**SUPPLIED RECORDS**.
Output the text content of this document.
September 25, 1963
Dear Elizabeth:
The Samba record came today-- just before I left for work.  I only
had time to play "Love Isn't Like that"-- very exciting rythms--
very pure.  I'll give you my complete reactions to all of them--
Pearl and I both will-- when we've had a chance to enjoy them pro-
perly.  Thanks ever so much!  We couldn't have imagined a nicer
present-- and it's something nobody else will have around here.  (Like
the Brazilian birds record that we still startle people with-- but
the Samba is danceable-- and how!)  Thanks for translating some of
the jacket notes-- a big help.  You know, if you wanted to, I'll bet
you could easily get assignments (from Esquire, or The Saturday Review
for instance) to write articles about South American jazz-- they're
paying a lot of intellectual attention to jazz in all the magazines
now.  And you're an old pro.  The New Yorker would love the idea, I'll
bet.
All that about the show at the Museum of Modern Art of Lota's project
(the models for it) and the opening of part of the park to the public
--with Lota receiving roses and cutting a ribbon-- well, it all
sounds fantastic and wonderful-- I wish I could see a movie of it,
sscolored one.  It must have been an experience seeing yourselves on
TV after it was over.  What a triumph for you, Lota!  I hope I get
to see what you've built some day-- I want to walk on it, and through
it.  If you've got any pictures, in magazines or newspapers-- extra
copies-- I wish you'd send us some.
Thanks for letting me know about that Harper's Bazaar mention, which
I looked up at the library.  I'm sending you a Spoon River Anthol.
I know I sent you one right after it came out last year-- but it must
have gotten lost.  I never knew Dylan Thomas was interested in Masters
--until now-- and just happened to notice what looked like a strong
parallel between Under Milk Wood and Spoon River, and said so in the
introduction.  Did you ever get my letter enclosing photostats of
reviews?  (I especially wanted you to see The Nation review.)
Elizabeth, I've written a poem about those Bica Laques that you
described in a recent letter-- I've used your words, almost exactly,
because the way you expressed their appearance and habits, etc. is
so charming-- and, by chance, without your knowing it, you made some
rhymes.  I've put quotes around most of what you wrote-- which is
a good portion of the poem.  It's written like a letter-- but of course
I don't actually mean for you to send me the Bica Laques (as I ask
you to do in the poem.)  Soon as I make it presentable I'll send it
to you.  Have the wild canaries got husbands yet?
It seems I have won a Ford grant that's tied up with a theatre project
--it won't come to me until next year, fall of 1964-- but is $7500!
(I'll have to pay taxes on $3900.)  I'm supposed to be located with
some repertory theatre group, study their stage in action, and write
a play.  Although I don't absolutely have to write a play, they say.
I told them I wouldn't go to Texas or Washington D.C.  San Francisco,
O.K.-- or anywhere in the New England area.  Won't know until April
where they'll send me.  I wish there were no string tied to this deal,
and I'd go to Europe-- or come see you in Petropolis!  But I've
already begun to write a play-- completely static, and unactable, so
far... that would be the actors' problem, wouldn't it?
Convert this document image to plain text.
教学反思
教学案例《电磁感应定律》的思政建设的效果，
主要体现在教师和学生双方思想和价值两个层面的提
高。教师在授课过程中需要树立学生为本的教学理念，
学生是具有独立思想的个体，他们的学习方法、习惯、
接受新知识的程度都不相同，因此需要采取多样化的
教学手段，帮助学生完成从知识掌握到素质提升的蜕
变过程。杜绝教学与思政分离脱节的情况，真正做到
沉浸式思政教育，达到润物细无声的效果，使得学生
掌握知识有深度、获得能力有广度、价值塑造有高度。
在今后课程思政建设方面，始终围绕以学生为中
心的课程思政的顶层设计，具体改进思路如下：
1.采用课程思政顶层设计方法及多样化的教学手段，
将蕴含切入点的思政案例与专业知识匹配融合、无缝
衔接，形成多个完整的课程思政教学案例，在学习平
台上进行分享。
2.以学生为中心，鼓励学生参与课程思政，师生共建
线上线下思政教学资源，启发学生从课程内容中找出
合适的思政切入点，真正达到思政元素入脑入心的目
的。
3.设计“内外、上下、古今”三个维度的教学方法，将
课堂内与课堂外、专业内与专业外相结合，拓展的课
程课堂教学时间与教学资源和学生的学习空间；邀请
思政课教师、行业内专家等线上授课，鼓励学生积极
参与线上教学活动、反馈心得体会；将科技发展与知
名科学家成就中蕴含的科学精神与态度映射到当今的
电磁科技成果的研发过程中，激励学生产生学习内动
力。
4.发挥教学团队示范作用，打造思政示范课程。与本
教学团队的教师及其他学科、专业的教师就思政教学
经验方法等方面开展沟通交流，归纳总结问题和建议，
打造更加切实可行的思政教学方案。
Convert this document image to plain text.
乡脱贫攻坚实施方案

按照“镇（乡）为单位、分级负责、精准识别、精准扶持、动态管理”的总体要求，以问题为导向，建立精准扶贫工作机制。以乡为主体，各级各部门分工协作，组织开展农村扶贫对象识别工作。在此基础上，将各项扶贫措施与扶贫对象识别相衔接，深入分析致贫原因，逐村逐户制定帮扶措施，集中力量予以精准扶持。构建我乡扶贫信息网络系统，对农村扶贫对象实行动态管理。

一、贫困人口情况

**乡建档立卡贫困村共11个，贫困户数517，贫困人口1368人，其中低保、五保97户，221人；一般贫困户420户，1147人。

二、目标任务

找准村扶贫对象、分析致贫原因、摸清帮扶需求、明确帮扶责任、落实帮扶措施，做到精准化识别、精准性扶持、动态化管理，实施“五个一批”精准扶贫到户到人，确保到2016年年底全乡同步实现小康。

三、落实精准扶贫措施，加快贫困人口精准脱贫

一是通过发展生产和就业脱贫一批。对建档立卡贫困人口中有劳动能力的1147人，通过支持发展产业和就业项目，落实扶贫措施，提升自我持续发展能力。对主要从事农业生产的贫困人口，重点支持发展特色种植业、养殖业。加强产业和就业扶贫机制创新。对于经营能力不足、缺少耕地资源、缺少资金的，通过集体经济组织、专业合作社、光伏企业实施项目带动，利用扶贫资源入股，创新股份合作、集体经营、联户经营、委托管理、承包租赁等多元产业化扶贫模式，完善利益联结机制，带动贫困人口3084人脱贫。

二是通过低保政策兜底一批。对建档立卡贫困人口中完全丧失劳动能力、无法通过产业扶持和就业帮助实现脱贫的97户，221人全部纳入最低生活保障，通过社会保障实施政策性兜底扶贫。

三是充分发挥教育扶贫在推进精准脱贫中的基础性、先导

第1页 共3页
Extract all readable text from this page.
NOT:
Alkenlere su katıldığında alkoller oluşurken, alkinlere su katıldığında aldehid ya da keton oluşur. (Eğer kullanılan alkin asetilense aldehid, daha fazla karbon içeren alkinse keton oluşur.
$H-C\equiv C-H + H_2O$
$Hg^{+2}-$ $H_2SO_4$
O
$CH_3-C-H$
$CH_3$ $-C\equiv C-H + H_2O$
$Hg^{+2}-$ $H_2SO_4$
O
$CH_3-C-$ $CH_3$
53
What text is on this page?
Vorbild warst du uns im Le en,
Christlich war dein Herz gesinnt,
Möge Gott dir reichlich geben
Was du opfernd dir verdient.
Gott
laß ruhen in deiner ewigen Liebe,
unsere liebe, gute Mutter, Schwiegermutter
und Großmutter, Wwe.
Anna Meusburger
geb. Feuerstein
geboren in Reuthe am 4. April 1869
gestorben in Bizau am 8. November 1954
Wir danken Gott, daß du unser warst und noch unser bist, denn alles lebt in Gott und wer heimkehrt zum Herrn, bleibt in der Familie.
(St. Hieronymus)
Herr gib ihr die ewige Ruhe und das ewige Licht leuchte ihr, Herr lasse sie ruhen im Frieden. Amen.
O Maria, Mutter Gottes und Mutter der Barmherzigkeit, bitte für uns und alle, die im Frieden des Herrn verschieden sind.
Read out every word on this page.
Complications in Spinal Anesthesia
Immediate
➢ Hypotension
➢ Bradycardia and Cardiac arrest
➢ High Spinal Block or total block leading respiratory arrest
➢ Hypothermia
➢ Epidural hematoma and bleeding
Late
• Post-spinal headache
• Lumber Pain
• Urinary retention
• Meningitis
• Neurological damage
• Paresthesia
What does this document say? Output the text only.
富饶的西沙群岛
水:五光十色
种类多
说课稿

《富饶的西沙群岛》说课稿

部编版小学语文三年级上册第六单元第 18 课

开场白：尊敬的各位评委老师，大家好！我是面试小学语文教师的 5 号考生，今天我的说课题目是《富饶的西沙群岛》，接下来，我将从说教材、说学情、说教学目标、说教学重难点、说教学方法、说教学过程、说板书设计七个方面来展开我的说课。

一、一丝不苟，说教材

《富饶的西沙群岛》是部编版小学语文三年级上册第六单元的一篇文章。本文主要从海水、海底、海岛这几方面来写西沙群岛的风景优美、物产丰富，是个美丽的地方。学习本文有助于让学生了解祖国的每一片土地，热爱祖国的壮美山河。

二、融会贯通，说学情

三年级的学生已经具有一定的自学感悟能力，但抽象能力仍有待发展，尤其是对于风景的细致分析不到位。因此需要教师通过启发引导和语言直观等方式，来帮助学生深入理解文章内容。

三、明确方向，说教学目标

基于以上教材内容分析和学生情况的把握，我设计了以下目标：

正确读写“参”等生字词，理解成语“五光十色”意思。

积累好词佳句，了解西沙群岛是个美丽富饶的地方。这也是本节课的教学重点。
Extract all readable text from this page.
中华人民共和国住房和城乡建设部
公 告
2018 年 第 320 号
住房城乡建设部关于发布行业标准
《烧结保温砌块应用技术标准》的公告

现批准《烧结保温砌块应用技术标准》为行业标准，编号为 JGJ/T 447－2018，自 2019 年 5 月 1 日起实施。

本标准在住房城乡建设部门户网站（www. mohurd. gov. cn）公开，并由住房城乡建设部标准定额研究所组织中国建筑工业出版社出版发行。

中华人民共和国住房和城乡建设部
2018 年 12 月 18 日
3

**TASK PROMPT**.
Copy every line above that holds the word "until".

**RESULT FOR THIS EXERCISE**.
--until now-- and just happened to notice what looked like a strong
--it won't come to me until next year, fall of 1964-- but is $7500!
O.K.-- or anywhere in the New England area.  Won't know until April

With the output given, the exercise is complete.